# start of Extracted information

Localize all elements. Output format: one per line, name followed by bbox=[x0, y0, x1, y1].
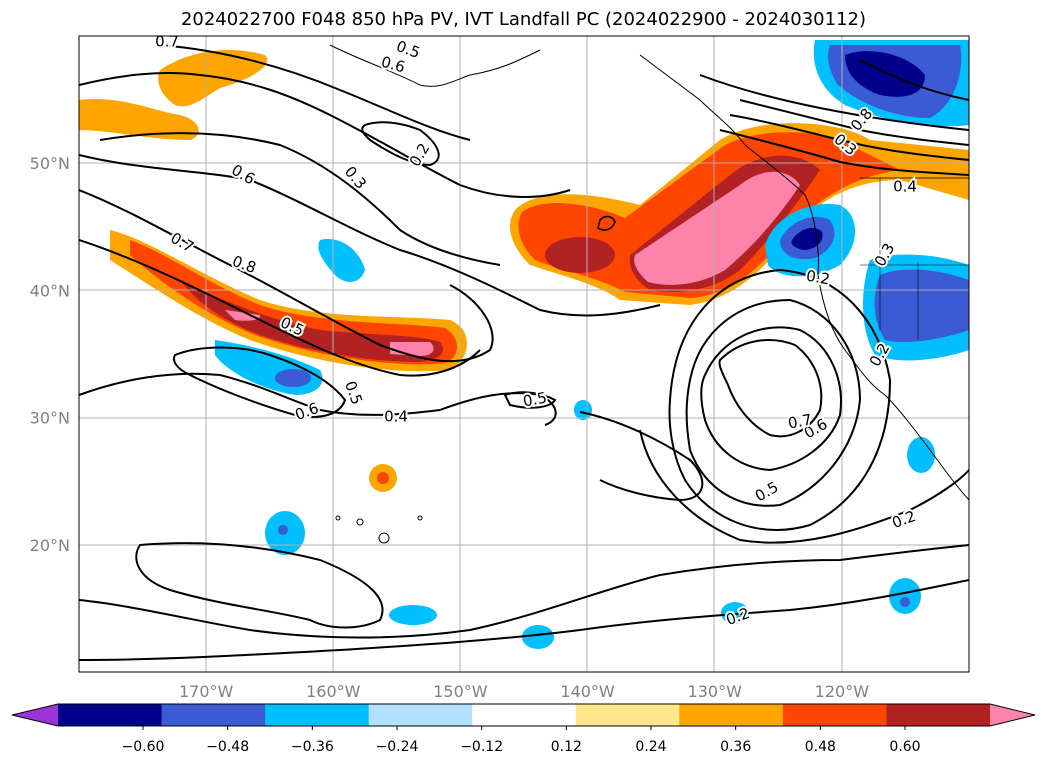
lat-tick-label: 20°N bbox=[30, 536, 70, 555]
lon-tick-label: 160°W bbox=[306, 682, 361, 701]
colorbar-level-label: −0.48 bbox=[206, 739, 249, 755]
negative-region bbox=[791, 227, 823, 250]
colorbar-segment bbox=[575, 704, 680, 726]
lat-tick-label: 30°N bbox=[30, 409, 70, 428]
latitude-tick-labels: 50°N 40°N 30°N 20°N bbox=[30, 154, 70, 555]
colorbar-segment bbox=[886, 704, 991, 726]
plot-frame bbox=[78, 35, 970, 673]
positive-region bbox=[545, 237, 615, 273]
negative-region bbox=[318, 239, 365, 282]
negative-region bbox=[907, 437, 935, 473]
contour-label: 0.4 bbox=[384, 408, 408, 426]
negative-region bbox=[874, 269, 969, 342]
negative-region bbox=[275, 369, 311, 387]
figure-title: 2024022700 F048 850 hPa PV, IVT Landfall… bbox=[180, 9, 867, 30]
negative-region bbox=[389, 605, 437, 625]
positive-region bbox=[79, 98, 199, 140]
colorbar-tick-labels: −0.60 −0.48 −0.36 −0.24 −0.12 0.12 0.24 0.36 0.4… bbox=[122, 726, 921, 755]
colorbar-segment bbox=[265, 704, 370, 726]
longitude-tick-labels: 170°W 160°W 150°W 140°W 130°W 120°W bbox=[179, 682, 869, 701]
pv-contours bbox=[79, 44, 969, 661]
filled-anomaly-layer bbox=[79, 40, 969, 649]
negative-region bbox=[574, 400, 592, 420]
lat-tick-label: 40°N bbox=[30, 281, 70, 300]
colorbar-level-label: 0.12 bbox=[551, 739, 582, 755]
positive-region bbox=[158, 50, 268, 107]
colorbar-outline bbox=[11, 703, 1036, 727]
lon-tick-label: 140°W bbox=[560, 682, 615, 701]
negative-region bbox=[522, 625, 554, 649]
colorbar-level-label: 0.48 bbox=[805, 739, 836, 755]
negative-region bbox=[721, 602, 749, 624]
colorbar-segment bbox=[161, 704, 266, 726]
negative-region bbox=[278, 525, 288, 535]
lon-tick-label: 150°W bbox=[433, 682, 488, 701]
colorbar-segment bbox=[368, 704, 473, 726]
positive-region bbox=[180, 280, 444, 362]
lat-tick-label: 50°N bbox=[30, 154, 70, 173]
colorbar-level-label: 0.60 bbox=[889, 739, 920, 755]
positive-region bbox=[377, 472, 389, 484]
colorbar-segment bbox=[58, 704, 163, 726]
colorbar-level-label: 0.24 bbox=[635, 739, 666, 755]
coastlines bbox=[329, 44, 969, 544]
colorbar-level-label: −0.12 bbox=[460, 739, 503, 755]
colorbar bbox=[11, 703, 1036, 727]
positive-region bbox=[390, 342, 434, 356]
negative-region bbox=[889, 578, 921, 614]
negative-region bbox=[900, 597, 910, 607]
positive-region bbox=[225, 310, 261, 321]
colorbar-level-label: 0.36 bbox=[720, 739, 751, 755]
colorbar-extend-high bbox=[990, 704, 1035, 726]
lon-tick-label: 120°W bbox=[815, 682, 870, 701]
contour-label: 0.4 bbox=[893, 178, 917, 196]
colorbar-extend-low bbox=[12, 704, 58, 726]
positive-region bbox=[634, 171, 800, 285]
colorbar-segment bbox=[472, 704, 577, 726]
contour-label: 0.5 bbox=[522, 389, 549, 411]
lon-tick-label: 170°W bbox=[179, 682, 234, 701]
colorbar-level-label: −0.24 bbox=[376, 739, 419, 755]
colorbar-level-label: −0.36 bbox=[291, 739, 334, 755]
colorbar-segment bbox=[782, 704, 887, 726]
colorbar-level-label: −0.60 bbox=[122, 739, 165, 755]
contour-label: 0.7 bbox=[155, 33, 179, 51]
colorbar-segment bbox=[679, 704, 784, 726]
lon-tick-label: 130°W bbox=[688, 682, 743, 701]
positive-region bbox=[130, 240, 458, 365]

# end of Extracted information

## Directive
Recast every line of the records above as a numbered list, omitting blank lines and leaving the pictures out.

## Written answer
1. Localize all elements. Output format: one per line, name followed by bbox=[x0, y0, x1, y1].
2. lat-tick-label: 20°N bbox=[30, 536, 70, 555]
3. lon-tick-label: 160°W bbox=[306, 682, 361, 701]
4. colorbar-level-label: −0.48 bbox=[206, 739, 249, 755]
5. negative-region bbox=[791, 227, 823, 250]
6. colorbar-segment bbox=[575, 704, 680, 726]
7. lat-tick-label: 30°N bbox=[30, 409, 70, 428]
8. latitude-tick-labels: 50°N 40°N 30°N 20°N bbox=[30, 154, 70, 555]
9. colorbar-segment bbox=[886, 704, 991, 726]
10. plot-frame bbox=[78, 35, 970, 673]
11. positive-region bbox=[545, 237, 615, 273]
12. negative-region bbox=[318, 239, 365, 282]
13. negative-region bbox=[907, 437, 935, 473]
14. contour-label: 0.4 bbox=[384, 408, 408, 426]
15. negative-region bbox=[874, 269, 969, 342]
16. negative-region bbox=[275, 369, 311, 387]
17. figure-title: 2024022700 F048 850 hPa PV, IVT Landfall… bbox=[180, 9, 867, 30]
18. negative-region bbox=[389, 605, 437, 625]
19. positive-region bbox=[79, 98, 199, 140]
20. colorbar-tick-labels: −0.60 −0.48 −0.36 −0.24 −0.12 0.12 0.24 0.36 0.4… bbox=[122, 726, 921, 755]
21. colorbar-segment bbox=[265, 704, 370, 726]
22. longitude-tick-labels: 170°W 160°W 150°W 140°W 130°W 120°W bbox=[179, 682, 869, 701]
23. pv-contours bbox=[79, 44, 969, 661]
24. filled-anomaly-layer bbox=[79, 40, 969, 649]
25. negative-region bbox=[574, 400, 592, 420]
26. lat-tick-label: 40°N bbox=[30, 281, 70, 300]
27. colorbar-level-label: 0.12 bbox=[551, 739, 582, 755]
28. positive-region bbox=[158, 50, 268, 107]
29. colorbar-outline bbox=[11, 703, 1036, 727]
30. lon-tick-label: 140°W bbox=[560, 682, 615, 701]
31. negative-region bbox=[522, 625, 554, 649]
32. colorbar-level-label: 0.48 bbox=[805, 739, 836, 755]
33. negative-region bbox=[721, 602, 749, 624]
34. colorbar-segment bbox=[161, 704, 266, 726]
35. negative-region bbox=[278, 525, 288, 535]
36. lon-tick-label: 150°W bbox=[433, 682, 488, 701]
37. colorbar-segment bbox=[368, 704, 473, 726]
38. positive-region bbox=[180, 280, 444, 362]
39. lat-tick-label: 50°N bbox=[30, 154, 70, 173]
40. colorbar-level-label: 0.60 bbox=[889, 739, 920, 755]
41. positive-region bbox=[377, 472, 389, 484]
42. colorbar-segment bbox=[58, 704, 163, 726]
43. colorbar-level-label: 0.24 bbox=[635, 739, 666, 755]
44. coastlines bbox=[329, 44, 969, 544]
45. colorbar-level-label: −0.12 bbox=[460, 739, 503, 755]
46. colorbar bbox=[11, 703, 1036, 727]
47. positive-region bbox=[390, 342, 434, 356]
48. negative-region bbox=[889, 578, 921, 614]
49. negative-region bbox=[900, 597, 910, 607]
50. positive-region bbox=[225, 310, 261, 321]
51. colorbar-level-label: 0.36 bbox=[720, 739, 751, 755]
52. colorbar-extend-high bbox=[990, 704, 1035, 726]
53. lon-tick-label: 120°W bbox=[815, 682, 870, 701]
54. contour-label: 0.4 bbox=[893, 178, 917, 196]
55. colorbar-extend-low bbox=[12, 704, 58, 726]
56. positive-region bbox=[634, 171, 800, 285]
57. colorbar-segment bbox=[472, 704, 577, 726]
58. contour-label: 0.5 bbox=[522, 389, 549, 411]
59. lon-tick-label: 170°W bbox=[179, 682, 234, 701]
60. colorbar-level-label: −0.24 bbox=[376, 739, 419, 755]
61. colorbar-level-label: −0.36 bbox=[291, 739, 334, 755]
62. colorbar-segment bbox=[782, 704, 887, 726]
63. colorbar-level-label: −0.60 bbox=[122, 739, 165, 755]
64. contour-label: 0.7 bbox=[155, 33, 179, 51]
65. colorbar-segment bbox=[679, 704, 784, 726]
66. lon-tick-label: 130°W bbox=[688, 682, 743, 701]
67. positive-region bbox=[130, 240, 458, 365]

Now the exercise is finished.